# PROMPT:
Copy out all lines of the records in which the word "Difference" appears.

# DATA PROVIDED:
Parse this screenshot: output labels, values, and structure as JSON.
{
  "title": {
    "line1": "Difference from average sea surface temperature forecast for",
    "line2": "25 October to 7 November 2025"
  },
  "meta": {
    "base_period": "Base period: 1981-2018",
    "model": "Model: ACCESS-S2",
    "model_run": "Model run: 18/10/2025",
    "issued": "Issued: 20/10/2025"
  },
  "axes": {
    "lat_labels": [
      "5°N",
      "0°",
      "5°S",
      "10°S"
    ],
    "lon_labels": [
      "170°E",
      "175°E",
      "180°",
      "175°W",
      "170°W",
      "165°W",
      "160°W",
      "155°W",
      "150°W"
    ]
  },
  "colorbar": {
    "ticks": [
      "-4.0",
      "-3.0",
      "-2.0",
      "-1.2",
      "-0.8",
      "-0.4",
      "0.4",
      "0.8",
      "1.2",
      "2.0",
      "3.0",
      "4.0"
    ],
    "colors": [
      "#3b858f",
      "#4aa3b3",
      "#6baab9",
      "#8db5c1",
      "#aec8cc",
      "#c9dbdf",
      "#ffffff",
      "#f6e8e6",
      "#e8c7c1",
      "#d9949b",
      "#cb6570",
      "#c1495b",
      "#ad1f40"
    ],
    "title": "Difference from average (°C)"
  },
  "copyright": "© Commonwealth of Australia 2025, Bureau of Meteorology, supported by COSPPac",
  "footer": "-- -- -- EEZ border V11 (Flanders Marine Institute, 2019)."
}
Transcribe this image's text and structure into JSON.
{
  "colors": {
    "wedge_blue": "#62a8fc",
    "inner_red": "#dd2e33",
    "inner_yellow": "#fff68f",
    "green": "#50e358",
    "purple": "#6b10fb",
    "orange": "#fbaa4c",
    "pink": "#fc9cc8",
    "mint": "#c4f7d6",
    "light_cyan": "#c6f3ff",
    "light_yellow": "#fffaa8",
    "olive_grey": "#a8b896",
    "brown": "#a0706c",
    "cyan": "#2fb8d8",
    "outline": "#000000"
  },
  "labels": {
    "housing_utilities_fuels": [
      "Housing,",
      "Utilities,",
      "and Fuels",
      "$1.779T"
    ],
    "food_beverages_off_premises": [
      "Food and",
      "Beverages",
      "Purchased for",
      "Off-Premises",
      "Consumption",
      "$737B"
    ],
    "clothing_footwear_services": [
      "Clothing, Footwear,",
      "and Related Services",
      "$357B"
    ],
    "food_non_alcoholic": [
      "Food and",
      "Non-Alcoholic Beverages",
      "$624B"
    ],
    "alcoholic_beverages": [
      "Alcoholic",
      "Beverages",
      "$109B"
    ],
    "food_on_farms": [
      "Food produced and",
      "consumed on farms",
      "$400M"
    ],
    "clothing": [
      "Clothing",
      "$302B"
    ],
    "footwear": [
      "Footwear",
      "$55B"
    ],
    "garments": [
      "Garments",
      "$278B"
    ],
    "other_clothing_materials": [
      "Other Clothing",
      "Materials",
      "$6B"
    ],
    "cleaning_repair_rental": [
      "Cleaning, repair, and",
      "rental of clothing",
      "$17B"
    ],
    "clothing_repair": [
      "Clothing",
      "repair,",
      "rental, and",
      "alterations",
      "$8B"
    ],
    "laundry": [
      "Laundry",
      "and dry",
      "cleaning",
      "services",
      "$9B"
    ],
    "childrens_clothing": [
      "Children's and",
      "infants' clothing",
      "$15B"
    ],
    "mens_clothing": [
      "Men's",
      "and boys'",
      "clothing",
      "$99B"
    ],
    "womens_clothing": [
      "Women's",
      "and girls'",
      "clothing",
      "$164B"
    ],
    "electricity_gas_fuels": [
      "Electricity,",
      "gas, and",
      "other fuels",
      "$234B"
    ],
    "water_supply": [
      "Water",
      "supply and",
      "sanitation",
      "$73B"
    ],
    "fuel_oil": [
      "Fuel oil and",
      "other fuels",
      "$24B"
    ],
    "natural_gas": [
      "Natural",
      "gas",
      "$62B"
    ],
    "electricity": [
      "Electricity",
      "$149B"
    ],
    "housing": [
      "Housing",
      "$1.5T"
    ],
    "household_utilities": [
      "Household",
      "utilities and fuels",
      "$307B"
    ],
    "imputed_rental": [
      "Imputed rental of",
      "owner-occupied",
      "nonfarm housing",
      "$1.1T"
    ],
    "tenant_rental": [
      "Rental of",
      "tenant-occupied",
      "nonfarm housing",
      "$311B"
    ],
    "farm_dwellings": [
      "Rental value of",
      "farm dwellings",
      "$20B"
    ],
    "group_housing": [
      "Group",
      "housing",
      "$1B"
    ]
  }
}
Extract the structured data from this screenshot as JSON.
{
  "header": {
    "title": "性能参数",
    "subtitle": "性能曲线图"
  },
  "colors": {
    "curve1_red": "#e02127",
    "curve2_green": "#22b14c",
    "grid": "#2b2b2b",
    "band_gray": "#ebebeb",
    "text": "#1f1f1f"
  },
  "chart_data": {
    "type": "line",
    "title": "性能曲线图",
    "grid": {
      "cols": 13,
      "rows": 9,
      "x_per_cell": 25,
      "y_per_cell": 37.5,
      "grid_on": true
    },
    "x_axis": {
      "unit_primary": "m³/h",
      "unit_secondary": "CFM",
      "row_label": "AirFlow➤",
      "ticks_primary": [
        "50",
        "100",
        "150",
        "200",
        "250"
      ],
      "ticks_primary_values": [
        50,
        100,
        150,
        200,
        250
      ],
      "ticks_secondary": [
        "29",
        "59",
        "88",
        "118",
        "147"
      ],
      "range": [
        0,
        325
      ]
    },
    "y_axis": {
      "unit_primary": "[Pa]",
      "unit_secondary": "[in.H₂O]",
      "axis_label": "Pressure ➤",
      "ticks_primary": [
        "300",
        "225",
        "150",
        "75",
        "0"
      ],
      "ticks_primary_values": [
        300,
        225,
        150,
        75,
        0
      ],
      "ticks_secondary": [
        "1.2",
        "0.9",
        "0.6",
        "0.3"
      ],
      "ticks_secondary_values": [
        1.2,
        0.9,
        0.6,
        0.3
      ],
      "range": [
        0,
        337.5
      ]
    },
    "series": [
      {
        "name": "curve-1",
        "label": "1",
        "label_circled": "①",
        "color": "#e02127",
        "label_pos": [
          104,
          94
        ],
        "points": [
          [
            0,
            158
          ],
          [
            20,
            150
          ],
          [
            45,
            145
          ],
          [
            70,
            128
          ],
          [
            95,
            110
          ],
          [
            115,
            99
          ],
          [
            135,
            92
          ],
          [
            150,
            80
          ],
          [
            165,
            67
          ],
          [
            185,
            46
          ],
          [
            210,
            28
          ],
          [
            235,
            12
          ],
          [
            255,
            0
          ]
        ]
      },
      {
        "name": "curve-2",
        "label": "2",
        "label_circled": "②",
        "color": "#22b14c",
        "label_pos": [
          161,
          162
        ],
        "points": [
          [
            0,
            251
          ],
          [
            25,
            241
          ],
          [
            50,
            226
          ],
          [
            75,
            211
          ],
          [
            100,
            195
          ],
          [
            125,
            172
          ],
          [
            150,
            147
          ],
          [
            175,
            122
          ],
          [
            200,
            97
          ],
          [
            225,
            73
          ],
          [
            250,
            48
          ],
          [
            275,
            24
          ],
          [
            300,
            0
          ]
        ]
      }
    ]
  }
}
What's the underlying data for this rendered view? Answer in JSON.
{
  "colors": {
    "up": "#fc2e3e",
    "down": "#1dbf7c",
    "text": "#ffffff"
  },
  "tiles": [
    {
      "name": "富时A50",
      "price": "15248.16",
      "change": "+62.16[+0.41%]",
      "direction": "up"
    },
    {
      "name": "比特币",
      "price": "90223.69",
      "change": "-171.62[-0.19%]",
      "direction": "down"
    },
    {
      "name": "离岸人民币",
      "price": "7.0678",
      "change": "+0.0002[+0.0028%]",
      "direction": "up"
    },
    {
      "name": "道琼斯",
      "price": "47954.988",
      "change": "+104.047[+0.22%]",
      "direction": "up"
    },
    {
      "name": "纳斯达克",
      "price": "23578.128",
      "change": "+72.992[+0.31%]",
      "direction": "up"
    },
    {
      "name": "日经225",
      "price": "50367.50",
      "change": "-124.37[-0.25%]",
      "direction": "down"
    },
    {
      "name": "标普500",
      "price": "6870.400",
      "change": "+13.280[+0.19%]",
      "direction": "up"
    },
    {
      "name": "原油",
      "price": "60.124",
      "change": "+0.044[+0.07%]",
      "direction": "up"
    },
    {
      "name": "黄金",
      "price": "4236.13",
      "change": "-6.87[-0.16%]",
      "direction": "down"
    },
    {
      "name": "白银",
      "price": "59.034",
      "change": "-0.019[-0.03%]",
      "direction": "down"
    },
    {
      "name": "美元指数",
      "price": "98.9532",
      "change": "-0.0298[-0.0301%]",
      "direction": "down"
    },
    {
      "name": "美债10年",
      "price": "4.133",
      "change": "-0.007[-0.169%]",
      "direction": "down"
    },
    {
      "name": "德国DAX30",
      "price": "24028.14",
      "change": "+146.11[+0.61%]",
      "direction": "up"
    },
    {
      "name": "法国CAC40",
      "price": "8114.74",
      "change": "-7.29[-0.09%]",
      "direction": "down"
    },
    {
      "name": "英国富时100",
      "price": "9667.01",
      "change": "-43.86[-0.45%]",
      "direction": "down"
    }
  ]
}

# EXERCISE RESPONSE:
    "line1": "Difference from average sea surface temperature forecast for",
    "title": "Difference from average (°C)"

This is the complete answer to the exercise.